(Stored items from a collection)

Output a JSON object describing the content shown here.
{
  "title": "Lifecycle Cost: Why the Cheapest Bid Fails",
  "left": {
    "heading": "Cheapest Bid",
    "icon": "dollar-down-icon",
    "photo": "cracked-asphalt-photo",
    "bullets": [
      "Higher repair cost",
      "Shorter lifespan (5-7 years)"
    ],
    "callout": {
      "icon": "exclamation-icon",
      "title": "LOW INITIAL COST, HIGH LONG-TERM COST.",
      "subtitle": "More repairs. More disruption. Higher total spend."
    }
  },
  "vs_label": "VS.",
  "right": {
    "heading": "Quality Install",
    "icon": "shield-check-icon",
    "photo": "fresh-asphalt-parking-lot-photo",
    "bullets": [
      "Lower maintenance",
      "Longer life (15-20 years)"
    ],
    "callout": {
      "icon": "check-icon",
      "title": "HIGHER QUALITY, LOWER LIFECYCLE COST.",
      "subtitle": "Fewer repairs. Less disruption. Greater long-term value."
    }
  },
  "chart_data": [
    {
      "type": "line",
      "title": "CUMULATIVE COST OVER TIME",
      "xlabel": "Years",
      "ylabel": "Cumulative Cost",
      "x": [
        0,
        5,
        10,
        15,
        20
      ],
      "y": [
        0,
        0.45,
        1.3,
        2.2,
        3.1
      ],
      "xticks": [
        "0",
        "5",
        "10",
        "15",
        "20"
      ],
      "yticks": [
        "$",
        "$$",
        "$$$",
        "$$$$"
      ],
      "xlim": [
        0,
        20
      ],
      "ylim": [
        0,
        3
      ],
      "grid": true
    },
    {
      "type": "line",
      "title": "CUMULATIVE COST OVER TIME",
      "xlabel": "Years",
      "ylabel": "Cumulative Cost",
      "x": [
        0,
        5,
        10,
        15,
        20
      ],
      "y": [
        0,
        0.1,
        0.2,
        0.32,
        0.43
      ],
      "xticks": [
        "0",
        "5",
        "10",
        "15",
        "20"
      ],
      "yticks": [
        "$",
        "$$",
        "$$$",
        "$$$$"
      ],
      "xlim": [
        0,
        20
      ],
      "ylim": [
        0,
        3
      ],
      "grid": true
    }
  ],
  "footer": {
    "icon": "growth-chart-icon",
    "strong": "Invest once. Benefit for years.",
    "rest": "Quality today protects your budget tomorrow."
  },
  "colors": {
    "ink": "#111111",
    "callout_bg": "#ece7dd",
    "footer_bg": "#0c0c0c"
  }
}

■ WRITTEN TASK ■
Repeat every record, exactly as written.

■ WRITTEN RESPONSE ■
Output a JSON object describing the content shown here.
{
  "title": "Lifecycle Cost: Why the Cheapest Bid Fails",
  "left": {
    "heading": "Cheapest Bid",
    "icon": "dollar-down-icon",
    "photo": "cracked-asphalt-photo",
    "bullets": [
      "Higher repair cost",
      "Shorter lifespan (5-7 years)"
    ],
    "callout": {
      "icon": "exclamation-icon",
      "title": "LOW INITIAL COST, HIGH LONG-TERM COST.",
      "subtitle": "More repairs. More disruption. Higher total spend."
    }
  },
  "vs_label": "VS.",
  "right": {
    "heading": "Quality Install",
    "icon": "shield-check-icon",
    "photo": "fresh-asphalt-parking-lot-photo",
    "bullets": [
      "Lower maintenance",
      "Longer life (15-20 years)"
    ],
    "callout": {
      "icon": "check-icon",
      "title": "HIGHER QUALITY, LOWER LIFECYCLE COST.",
      "subtitle": "Fewer repairs. Less disruption. Greater long-term value."
    }
  },
  "chart_data": [
    {
      "type": "line",
      "title": "CUMULATIVE COST OVER TIME",
      "xlabel": "Years",
      "ylabel": "Cumulative Cost",
      "x": [
        0,
        5,
        10,
        15,
        20
      ],
      "y": [
        0,
        0.45,
        1.3,
        2.2,
        3.1
      ],
      "xticks": [
        "0",
        "5",
        "10",
        "15",
        "20"
      ],
      "yticks": [
        "$",
        "$$",
        "$$$",
        "$$$$"
      ],
      "xlim": [
        0,
        20
      ],
      "ylim": [
        0,
        3
      ],
      "grid": true
    },
    {
      "type": "line",
      "title": "CUMULATIVE COST OVER TIME",
      "xlabel": "Years",
      "ylabel": "Cumulative Cost",
      "x": [
        0,
        5,
        10,
        15,
        20
      ],
      "y": [
        0,
        0.1,
        0.2,
        0.32,
        0.43
      ],
      "xticks": [
        "0",
        "5",
        "10",
        "15",
        "20"
      ],
      "yticks": [
        "$",
        "$$",
        "$$$",
        "$$$$"
      ],
      "xlim": [
        0,
        20
      ],
      "ylim": [
        0,
        3
      ],
      "grid": true
    }
  ],
  "footer": {
    "icon": "growth-chart-icon",
    "strong": "Invest once. Benefit for years.",
    "rest": "Quality today protects your budget tomorrow."
  },
  "colors": {
    "ink": "#111111",
    "callout_bg": "#ece7dd",
    "footer_bg": "#0c0c0c"
  }
}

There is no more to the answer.